# Extracted material
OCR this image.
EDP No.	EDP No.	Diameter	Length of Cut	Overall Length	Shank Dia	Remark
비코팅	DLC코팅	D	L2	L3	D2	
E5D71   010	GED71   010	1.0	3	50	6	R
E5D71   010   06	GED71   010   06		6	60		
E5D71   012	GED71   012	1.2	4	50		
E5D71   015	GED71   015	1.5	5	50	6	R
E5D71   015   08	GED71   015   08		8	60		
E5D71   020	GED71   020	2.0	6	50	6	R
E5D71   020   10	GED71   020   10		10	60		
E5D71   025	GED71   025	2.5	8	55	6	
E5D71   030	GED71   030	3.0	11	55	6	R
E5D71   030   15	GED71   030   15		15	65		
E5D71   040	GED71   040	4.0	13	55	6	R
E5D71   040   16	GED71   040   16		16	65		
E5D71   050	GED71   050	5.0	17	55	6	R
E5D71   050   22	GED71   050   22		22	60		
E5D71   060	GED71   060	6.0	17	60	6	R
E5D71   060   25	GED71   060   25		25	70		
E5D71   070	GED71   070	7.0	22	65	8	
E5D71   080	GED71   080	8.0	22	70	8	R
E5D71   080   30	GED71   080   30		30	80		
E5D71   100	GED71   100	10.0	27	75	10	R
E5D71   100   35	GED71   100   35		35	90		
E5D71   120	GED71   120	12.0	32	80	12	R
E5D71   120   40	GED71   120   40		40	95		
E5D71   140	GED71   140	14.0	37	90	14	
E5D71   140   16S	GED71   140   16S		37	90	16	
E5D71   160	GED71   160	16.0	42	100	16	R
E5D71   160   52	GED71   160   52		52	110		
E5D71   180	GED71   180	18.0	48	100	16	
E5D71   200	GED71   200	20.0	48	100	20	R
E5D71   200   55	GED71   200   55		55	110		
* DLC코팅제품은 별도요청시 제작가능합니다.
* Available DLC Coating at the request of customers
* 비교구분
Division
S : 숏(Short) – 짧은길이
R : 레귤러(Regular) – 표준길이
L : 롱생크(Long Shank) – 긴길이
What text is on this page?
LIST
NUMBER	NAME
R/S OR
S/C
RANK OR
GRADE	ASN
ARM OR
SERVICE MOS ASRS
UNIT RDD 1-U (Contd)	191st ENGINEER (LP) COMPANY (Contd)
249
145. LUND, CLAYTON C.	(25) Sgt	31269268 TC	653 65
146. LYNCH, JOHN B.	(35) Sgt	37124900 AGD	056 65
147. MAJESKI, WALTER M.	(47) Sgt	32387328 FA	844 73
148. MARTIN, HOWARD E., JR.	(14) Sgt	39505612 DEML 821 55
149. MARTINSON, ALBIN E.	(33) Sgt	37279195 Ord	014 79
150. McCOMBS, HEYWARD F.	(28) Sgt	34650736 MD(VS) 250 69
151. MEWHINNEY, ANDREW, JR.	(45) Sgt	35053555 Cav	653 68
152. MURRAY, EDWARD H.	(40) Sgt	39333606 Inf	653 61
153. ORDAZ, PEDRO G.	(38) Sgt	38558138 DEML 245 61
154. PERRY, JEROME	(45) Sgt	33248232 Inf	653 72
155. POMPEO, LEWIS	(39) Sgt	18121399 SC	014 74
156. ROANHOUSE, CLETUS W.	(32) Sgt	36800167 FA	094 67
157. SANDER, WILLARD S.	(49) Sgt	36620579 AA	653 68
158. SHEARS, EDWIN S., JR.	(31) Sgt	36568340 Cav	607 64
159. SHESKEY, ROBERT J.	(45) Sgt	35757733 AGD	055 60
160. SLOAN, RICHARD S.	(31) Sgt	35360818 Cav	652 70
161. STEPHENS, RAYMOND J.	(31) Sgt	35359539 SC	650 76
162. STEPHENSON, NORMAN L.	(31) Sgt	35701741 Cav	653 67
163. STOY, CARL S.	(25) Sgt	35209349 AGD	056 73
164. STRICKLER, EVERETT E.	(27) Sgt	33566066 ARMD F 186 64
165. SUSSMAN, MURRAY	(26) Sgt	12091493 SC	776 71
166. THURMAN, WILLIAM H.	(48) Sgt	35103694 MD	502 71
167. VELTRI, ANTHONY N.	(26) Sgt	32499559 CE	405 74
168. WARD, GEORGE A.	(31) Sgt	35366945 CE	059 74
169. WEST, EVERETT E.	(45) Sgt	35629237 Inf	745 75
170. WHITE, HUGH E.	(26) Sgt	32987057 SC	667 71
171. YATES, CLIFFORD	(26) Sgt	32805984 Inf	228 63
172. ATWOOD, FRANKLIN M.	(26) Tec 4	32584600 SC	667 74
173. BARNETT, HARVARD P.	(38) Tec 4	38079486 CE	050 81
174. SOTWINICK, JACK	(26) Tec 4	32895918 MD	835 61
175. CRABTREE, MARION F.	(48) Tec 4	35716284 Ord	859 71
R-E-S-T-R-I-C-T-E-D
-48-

# Task to carry out
Copy out each line of the data containing the string "this".

# The reply
OCR this image.
What text is on this page?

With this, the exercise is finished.